WHAT TO WORK ON: Report every line in the listing that contains the string "icon".

STORED RECORDS:
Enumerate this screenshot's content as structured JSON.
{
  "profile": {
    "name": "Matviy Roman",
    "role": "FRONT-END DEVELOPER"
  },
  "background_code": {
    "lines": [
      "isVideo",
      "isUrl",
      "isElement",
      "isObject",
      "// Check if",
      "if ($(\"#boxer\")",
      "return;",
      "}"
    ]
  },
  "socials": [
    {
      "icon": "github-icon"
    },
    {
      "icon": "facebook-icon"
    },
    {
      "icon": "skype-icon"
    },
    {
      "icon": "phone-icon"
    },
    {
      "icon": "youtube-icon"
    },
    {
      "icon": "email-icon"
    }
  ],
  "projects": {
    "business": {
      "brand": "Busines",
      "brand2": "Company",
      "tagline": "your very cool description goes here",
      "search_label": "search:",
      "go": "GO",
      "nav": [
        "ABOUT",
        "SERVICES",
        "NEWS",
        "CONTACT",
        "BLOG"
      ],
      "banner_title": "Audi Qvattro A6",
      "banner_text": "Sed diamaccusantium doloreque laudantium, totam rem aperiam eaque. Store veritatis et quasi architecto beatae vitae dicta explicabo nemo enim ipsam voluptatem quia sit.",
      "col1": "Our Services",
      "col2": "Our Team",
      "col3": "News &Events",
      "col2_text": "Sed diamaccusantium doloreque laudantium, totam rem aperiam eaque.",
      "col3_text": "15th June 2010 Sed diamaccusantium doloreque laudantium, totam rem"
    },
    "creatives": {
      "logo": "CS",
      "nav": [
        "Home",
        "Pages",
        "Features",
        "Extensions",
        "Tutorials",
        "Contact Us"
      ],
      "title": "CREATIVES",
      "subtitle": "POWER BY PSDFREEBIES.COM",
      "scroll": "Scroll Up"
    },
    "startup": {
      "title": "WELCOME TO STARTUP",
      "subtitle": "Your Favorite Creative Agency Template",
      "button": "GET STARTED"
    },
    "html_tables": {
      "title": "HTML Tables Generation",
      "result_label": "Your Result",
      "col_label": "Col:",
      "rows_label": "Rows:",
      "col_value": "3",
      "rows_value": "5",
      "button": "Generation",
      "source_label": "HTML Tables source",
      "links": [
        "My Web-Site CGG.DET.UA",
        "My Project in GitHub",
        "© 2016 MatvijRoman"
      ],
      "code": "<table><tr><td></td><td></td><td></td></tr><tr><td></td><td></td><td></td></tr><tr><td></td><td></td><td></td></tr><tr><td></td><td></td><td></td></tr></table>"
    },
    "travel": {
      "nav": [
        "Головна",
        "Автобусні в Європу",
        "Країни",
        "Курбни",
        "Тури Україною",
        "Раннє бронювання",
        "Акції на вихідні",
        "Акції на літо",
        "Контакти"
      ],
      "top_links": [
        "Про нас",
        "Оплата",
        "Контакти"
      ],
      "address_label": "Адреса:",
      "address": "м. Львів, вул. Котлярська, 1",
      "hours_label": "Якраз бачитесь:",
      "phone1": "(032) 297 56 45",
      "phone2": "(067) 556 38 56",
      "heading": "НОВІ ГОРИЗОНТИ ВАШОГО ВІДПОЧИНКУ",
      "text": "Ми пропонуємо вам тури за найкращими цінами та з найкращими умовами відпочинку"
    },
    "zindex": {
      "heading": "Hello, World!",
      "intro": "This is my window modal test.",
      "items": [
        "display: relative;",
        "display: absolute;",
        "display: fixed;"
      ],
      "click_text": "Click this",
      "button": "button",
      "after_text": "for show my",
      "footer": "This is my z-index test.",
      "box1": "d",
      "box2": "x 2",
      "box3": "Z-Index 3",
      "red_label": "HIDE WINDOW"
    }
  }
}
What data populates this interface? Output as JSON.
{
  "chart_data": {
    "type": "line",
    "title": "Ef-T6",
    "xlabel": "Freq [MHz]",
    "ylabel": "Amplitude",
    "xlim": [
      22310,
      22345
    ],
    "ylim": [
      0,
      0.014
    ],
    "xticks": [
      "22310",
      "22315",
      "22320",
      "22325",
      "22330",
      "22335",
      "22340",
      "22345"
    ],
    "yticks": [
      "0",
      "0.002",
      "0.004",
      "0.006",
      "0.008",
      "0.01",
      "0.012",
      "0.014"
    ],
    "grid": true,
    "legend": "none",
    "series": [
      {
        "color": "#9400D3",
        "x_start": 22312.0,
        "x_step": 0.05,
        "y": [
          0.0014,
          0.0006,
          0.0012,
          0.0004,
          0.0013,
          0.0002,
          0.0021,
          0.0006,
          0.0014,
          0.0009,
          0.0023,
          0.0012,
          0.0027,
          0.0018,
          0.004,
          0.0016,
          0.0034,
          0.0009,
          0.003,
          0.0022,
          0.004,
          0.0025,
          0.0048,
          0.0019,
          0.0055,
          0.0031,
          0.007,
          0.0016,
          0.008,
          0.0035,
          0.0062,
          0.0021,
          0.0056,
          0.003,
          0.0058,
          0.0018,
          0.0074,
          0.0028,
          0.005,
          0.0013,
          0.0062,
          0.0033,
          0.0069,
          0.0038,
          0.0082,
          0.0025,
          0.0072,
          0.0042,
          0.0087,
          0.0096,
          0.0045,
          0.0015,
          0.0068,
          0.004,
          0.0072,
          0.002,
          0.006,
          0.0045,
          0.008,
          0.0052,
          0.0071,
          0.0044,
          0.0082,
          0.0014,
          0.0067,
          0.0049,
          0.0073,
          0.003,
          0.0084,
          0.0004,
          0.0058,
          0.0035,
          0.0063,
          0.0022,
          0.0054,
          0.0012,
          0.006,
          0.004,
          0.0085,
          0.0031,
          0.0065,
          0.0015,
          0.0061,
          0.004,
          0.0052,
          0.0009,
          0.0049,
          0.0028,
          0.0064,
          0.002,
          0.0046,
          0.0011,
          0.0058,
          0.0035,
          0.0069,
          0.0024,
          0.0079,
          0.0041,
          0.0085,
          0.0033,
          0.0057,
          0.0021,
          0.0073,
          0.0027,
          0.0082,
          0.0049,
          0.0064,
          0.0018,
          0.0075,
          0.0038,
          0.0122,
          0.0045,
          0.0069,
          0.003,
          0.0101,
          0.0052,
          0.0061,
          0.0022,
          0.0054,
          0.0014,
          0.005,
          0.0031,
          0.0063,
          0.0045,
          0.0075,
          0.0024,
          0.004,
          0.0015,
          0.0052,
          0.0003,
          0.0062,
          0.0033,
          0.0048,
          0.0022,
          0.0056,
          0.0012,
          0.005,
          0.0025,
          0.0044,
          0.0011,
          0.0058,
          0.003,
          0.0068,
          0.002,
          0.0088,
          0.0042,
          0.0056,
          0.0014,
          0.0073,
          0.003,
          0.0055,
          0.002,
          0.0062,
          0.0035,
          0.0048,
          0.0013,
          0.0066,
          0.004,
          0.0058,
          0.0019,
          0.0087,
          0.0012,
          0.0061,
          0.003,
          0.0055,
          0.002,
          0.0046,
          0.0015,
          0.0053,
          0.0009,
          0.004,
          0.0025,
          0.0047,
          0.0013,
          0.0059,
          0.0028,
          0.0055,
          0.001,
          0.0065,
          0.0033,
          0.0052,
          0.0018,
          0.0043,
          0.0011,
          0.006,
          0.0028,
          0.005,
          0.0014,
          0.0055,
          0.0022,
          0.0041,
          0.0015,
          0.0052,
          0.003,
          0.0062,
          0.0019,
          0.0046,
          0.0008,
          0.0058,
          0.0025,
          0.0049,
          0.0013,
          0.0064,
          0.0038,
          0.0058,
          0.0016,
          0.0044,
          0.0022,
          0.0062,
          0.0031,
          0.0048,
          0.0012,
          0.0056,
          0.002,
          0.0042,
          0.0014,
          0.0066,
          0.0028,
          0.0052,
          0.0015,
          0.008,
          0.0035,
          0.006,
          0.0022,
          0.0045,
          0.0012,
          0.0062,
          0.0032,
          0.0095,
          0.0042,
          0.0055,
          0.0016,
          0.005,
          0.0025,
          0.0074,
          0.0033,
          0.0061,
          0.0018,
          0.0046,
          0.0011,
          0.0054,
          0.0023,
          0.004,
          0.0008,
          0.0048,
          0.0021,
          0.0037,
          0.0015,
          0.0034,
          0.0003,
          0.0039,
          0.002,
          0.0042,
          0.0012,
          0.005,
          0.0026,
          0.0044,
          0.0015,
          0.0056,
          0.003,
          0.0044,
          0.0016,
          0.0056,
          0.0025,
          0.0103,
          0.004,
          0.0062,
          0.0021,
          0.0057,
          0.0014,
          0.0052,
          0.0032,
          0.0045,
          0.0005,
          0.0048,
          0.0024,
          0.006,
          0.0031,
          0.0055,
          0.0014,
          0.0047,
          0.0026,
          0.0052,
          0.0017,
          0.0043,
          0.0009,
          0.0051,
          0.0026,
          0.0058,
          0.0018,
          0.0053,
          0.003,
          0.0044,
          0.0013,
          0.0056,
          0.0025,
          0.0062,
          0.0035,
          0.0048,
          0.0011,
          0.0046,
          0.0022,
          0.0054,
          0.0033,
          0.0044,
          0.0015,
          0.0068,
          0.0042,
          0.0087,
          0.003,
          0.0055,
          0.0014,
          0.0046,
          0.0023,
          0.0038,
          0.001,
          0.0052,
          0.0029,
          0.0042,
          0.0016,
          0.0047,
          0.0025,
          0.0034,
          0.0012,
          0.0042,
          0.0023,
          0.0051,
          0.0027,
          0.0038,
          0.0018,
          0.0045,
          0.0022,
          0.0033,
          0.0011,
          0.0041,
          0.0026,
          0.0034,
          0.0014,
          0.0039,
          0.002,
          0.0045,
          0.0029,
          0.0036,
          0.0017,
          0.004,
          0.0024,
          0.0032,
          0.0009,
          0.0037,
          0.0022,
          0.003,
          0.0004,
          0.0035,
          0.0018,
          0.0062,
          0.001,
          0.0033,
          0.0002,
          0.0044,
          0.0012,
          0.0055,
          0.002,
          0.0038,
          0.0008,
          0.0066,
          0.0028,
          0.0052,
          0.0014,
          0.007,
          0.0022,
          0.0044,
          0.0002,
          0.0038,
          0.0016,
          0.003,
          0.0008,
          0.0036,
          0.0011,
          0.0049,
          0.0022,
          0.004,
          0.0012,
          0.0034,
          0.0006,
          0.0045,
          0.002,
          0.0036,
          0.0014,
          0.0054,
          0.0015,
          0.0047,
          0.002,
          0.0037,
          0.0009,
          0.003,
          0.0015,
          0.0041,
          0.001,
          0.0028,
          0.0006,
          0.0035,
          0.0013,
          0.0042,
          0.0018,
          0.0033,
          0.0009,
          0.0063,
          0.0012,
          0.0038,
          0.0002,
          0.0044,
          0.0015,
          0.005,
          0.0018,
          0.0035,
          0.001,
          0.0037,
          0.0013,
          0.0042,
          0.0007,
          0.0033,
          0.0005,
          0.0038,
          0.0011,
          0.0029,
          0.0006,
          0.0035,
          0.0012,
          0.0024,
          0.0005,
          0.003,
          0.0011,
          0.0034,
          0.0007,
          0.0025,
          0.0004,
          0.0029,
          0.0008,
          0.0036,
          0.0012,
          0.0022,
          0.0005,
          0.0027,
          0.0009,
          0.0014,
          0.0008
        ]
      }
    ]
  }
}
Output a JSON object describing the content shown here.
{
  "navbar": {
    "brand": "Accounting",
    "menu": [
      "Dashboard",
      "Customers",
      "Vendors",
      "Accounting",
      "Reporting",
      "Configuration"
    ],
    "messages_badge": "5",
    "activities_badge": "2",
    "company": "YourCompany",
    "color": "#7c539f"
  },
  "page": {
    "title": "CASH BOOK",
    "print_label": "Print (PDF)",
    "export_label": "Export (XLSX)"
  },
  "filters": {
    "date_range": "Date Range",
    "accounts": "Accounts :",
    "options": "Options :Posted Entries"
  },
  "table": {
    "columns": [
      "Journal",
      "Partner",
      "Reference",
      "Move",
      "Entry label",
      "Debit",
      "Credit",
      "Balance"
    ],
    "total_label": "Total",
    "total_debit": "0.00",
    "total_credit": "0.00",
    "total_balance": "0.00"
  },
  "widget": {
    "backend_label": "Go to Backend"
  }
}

RESULT FOR THIS EXERCISE:
      "icon": "github-icon"
      "icon": "facebook-icon"
      "icon": "skype-icon"
      "icon": "phone-icon"
      "icon": "youtube-icon"
      "icon": "email-icon"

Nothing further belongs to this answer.